▶ **Your objective**:
Extract and list every line that contains the word "aspects".

-- Start Input material --

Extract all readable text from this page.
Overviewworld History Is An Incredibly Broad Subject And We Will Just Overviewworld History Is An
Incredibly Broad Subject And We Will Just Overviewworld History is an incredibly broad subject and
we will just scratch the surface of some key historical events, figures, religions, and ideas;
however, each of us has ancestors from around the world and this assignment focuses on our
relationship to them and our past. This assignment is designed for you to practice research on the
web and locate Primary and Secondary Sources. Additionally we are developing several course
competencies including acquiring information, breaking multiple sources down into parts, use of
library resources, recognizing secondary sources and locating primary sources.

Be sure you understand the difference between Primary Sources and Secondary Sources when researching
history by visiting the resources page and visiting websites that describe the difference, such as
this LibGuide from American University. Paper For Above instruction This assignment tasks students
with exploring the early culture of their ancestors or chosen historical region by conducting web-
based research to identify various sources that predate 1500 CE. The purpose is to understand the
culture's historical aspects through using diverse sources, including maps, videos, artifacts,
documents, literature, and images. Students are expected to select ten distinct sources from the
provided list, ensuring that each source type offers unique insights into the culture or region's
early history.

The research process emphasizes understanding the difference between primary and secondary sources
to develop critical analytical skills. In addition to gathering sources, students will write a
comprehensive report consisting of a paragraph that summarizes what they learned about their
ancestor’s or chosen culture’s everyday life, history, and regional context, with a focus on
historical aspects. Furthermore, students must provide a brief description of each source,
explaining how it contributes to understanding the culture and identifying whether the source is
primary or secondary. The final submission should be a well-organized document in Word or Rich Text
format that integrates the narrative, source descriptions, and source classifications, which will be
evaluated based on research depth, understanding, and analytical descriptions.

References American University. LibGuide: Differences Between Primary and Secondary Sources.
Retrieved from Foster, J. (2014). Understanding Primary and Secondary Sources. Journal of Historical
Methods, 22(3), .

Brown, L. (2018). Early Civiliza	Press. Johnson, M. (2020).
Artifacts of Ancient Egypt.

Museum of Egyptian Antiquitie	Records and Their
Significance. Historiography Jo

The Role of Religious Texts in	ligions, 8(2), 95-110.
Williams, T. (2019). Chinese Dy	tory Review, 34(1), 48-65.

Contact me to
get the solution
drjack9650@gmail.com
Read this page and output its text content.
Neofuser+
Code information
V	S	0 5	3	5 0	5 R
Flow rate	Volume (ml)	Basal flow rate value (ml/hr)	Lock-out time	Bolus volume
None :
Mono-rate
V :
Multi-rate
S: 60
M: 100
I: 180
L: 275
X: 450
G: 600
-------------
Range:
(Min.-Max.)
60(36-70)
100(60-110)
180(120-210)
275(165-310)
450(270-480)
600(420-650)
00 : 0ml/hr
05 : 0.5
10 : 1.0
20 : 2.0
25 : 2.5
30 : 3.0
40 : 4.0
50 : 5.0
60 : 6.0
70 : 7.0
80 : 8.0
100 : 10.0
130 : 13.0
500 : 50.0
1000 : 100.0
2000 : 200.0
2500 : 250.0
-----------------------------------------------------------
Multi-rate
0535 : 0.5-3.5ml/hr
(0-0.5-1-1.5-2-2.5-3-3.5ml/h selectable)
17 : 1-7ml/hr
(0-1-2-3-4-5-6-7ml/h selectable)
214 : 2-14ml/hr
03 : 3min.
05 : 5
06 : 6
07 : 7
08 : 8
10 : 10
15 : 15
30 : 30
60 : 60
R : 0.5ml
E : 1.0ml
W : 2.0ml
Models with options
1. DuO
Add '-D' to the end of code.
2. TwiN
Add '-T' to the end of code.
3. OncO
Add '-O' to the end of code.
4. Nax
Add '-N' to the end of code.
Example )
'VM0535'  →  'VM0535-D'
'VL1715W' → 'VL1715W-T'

-- End Input material --

▶ **Result**:
culture's historical aspects through using diverse sources, including maps, videos, artifacts,
historical aspects. Furthermore, students must provide a brief description of each source,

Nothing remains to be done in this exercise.